**Exercise**:
Using the material below, copy every line where "content" appears.

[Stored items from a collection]
*-*-*

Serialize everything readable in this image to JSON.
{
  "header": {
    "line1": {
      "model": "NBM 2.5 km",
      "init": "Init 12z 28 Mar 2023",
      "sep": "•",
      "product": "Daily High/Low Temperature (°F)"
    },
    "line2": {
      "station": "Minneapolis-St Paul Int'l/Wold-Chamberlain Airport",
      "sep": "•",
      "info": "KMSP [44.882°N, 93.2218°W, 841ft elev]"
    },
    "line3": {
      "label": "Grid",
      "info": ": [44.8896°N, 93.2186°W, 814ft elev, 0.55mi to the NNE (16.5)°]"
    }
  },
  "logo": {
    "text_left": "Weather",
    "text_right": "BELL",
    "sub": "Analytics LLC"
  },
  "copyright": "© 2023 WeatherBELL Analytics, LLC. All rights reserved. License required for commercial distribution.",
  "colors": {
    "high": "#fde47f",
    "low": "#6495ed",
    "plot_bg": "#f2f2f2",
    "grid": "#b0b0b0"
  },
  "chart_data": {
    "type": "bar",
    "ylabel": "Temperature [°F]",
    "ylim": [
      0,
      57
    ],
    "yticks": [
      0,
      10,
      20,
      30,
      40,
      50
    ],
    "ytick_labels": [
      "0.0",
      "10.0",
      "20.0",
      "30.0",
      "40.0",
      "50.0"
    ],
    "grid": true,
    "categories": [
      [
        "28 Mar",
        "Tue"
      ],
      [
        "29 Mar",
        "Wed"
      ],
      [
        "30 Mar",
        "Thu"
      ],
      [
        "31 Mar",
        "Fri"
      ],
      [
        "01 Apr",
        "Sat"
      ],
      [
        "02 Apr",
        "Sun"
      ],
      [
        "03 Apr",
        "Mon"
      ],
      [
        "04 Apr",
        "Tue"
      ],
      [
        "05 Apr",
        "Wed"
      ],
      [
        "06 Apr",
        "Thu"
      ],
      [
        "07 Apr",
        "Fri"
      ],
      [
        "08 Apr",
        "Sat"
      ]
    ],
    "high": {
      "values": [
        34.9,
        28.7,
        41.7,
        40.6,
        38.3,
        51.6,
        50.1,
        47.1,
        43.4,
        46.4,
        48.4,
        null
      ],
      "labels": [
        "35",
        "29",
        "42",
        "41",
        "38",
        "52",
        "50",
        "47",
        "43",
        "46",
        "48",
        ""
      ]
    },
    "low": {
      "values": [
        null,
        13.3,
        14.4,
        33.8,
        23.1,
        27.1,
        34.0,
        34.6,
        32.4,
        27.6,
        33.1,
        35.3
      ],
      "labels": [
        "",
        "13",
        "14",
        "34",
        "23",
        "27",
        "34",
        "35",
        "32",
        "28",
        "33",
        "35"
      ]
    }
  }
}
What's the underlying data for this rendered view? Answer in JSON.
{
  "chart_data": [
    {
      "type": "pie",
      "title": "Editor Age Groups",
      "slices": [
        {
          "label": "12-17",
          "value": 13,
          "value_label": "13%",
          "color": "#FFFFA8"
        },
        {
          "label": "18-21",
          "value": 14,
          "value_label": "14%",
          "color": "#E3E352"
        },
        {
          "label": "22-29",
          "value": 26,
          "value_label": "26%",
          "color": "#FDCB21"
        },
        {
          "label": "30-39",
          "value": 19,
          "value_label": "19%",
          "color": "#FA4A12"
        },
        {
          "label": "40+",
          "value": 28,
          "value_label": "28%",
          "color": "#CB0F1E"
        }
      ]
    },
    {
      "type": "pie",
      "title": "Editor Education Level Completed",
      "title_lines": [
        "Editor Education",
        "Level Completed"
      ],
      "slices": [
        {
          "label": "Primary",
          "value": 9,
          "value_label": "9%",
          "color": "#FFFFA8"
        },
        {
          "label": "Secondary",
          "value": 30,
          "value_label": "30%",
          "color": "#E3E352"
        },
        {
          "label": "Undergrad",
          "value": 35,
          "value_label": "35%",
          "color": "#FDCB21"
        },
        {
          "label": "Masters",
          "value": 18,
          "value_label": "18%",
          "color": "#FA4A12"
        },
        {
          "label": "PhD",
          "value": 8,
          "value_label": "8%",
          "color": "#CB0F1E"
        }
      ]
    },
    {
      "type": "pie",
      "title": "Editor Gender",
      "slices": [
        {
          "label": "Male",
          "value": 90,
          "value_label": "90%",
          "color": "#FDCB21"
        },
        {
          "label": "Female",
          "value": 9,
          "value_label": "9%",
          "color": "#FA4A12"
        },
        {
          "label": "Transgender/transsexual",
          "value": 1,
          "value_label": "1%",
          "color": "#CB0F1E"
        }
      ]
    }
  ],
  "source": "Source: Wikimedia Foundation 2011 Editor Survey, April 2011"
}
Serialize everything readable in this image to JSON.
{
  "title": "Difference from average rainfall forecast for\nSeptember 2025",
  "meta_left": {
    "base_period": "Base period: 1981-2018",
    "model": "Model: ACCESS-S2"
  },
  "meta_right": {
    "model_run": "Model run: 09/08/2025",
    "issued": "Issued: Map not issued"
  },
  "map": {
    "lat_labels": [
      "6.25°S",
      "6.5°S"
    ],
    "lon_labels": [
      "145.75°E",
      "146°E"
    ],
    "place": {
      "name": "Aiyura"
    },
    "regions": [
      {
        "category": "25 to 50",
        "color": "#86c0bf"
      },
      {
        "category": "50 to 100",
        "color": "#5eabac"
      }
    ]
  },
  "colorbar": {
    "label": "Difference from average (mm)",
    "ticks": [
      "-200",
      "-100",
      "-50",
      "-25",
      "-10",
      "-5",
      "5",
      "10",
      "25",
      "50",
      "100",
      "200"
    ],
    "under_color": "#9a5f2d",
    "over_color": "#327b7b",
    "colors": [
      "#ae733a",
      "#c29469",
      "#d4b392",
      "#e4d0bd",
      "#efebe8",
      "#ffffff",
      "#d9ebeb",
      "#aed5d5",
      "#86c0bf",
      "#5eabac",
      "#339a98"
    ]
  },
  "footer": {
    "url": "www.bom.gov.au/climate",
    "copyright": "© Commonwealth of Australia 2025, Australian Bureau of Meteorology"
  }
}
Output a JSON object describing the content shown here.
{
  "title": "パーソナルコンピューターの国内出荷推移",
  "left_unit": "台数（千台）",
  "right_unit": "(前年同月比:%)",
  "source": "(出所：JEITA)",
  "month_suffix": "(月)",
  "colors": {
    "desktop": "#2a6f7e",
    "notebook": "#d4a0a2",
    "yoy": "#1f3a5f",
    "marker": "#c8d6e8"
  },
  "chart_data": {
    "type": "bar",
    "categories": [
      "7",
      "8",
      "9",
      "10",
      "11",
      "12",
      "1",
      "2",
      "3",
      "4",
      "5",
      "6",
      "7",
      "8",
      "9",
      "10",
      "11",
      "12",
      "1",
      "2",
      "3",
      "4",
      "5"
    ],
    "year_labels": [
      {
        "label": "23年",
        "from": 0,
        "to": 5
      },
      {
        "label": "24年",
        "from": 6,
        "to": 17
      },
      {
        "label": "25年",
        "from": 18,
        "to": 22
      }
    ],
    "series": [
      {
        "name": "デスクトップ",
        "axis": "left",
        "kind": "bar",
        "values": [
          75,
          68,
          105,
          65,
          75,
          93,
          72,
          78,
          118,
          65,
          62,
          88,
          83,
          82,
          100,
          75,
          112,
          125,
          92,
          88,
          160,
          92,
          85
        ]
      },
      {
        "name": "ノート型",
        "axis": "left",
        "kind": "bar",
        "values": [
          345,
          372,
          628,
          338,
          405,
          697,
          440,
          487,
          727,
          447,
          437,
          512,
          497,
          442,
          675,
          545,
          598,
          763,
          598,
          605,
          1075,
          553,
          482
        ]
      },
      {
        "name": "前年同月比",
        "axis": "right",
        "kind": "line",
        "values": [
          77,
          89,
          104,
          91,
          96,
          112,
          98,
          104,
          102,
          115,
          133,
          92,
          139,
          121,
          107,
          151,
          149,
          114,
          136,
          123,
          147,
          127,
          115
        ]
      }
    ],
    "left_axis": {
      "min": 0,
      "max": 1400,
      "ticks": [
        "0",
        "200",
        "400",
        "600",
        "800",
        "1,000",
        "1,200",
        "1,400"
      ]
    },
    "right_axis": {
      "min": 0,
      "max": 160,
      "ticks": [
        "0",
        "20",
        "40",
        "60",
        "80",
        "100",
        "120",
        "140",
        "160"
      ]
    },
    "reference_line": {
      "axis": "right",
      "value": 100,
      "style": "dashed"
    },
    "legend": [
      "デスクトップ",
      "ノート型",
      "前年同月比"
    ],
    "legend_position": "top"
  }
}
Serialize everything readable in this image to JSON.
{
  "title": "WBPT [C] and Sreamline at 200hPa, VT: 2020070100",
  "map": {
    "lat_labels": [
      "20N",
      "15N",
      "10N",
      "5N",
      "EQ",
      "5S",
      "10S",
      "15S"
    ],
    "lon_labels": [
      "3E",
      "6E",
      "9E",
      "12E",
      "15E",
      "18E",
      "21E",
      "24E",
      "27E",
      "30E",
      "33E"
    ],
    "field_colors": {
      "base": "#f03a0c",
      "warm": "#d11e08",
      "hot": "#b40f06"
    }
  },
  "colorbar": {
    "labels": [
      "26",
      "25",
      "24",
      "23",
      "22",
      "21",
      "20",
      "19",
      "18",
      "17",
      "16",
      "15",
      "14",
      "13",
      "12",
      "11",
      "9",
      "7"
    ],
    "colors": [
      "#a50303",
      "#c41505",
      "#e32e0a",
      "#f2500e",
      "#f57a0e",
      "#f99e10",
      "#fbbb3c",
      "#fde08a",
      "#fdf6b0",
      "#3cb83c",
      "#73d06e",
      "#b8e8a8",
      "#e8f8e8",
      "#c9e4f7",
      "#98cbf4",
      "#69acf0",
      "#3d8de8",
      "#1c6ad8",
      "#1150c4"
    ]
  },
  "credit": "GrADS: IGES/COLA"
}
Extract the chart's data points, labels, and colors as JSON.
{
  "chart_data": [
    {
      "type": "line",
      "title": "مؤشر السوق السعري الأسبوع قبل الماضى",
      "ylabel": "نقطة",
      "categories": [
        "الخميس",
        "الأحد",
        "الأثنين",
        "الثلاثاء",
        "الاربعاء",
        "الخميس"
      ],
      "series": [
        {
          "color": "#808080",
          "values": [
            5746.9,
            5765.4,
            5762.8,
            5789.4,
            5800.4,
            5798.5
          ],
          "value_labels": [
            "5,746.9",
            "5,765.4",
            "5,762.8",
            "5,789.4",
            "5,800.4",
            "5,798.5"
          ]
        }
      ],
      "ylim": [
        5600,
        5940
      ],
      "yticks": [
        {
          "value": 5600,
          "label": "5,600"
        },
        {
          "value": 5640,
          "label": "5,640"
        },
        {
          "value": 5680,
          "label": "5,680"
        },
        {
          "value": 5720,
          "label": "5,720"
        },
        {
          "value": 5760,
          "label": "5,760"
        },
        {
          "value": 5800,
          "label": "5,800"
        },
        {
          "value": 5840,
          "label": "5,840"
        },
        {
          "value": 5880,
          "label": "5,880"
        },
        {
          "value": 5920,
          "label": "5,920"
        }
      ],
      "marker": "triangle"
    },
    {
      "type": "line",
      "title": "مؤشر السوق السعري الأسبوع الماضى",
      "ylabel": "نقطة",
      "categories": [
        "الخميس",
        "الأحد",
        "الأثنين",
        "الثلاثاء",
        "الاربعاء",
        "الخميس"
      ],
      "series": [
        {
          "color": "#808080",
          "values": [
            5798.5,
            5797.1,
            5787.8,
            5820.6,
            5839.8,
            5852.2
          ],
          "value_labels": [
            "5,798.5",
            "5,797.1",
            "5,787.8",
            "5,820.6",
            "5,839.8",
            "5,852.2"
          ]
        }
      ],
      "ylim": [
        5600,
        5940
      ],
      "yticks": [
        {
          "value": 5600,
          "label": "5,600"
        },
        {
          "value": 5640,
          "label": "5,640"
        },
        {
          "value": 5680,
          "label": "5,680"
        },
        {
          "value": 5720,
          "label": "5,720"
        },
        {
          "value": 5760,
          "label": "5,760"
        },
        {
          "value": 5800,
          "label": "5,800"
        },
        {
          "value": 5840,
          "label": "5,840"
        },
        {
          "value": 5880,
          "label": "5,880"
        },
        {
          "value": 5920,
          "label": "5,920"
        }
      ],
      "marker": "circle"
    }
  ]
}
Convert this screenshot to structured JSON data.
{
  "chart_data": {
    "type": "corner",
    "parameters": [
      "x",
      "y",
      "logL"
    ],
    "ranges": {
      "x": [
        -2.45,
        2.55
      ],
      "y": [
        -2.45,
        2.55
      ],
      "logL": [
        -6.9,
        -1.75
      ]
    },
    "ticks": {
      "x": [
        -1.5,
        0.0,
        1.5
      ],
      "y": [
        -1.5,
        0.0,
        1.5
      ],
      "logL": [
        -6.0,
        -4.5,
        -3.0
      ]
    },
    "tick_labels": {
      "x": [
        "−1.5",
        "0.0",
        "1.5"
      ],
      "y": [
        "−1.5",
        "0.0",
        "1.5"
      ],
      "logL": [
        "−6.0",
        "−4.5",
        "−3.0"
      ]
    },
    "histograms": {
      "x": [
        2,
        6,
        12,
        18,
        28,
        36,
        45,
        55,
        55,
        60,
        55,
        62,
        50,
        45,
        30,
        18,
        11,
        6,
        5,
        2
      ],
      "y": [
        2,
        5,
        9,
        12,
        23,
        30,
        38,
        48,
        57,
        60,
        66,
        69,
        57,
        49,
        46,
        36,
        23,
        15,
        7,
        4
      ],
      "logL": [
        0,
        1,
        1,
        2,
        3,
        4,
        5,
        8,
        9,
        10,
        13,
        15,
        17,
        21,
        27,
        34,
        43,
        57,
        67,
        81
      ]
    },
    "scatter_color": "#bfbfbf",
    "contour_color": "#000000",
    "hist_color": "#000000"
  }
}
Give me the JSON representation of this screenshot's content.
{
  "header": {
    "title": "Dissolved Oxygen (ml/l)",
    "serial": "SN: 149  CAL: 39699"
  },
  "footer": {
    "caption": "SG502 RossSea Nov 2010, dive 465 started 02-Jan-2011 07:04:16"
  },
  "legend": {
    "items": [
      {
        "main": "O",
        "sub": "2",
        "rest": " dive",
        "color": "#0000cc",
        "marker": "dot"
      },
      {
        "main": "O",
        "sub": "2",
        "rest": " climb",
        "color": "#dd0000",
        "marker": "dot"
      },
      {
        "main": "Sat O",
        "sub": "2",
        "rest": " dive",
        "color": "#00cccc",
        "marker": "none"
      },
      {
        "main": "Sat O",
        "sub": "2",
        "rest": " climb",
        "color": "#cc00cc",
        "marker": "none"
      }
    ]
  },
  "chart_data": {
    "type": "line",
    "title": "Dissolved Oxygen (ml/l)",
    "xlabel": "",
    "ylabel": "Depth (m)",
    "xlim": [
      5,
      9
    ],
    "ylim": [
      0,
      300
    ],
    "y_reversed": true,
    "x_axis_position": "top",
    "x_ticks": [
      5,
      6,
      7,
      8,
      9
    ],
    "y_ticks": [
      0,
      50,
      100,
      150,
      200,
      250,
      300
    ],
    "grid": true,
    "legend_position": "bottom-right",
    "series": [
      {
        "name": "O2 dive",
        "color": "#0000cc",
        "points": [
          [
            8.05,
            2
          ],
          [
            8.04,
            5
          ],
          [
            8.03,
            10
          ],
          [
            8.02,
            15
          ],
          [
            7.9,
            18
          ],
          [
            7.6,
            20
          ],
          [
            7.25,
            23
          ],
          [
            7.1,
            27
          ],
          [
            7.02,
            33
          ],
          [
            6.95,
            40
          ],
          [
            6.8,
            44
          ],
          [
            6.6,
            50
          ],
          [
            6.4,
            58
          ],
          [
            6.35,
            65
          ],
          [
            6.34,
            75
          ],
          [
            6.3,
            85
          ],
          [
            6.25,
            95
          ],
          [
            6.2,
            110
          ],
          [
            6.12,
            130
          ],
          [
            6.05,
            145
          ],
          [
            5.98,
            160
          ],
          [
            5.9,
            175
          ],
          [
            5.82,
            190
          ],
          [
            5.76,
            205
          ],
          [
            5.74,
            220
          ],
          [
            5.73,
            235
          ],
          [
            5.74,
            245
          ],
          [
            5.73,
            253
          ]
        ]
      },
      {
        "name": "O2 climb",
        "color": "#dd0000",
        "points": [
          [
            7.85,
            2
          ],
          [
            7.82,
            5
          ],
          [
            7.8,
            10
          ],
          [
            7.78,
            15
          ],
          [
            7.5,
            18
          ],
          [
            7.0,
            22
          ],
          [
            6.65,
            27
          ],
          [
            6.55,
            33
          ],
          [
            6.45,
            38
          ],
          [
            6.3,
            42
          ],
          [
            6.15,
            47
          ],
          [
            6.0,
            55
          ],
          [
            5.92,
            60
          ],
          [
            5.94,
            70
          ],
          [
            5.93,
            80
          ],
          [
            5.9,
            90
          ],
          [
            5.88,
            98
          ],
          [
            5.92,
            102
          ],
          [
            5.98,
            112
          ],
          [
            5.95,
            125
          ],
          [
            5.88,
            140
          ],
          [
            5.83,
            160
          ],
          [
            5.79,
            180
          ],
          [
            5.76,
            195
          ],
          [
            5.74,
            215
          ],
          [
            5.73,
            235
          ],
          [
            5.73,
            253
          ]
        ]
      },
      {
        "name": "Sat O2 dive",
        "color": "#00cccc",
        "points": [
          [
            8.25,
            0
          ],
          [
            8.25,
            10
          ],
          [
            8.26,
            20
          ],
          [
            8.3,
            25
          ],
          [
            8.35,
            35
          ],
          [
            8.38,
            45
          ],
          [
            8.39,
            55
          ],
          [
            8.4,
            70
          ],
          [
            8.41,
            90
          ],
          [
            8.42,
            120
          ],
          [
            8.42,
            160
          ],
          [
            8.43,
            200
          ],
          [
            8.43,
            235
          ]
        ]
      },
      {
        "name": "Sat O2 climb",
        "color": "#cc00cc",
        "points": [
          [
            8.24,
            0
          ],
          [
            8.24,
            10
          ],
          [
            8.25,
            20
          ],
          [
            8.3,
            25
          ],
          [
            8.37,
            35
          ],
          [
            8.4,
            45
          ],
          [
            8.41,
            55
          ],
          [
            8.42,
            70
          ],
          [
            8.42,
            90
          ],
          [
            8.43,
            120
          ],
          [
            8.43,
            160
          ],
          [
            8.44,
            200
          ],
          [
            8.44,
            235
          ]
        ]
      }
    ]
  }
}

*-*-*

**Result**:
Output a JSON object describing the content shown here.
Give me the JSON representation of this screenshot's content.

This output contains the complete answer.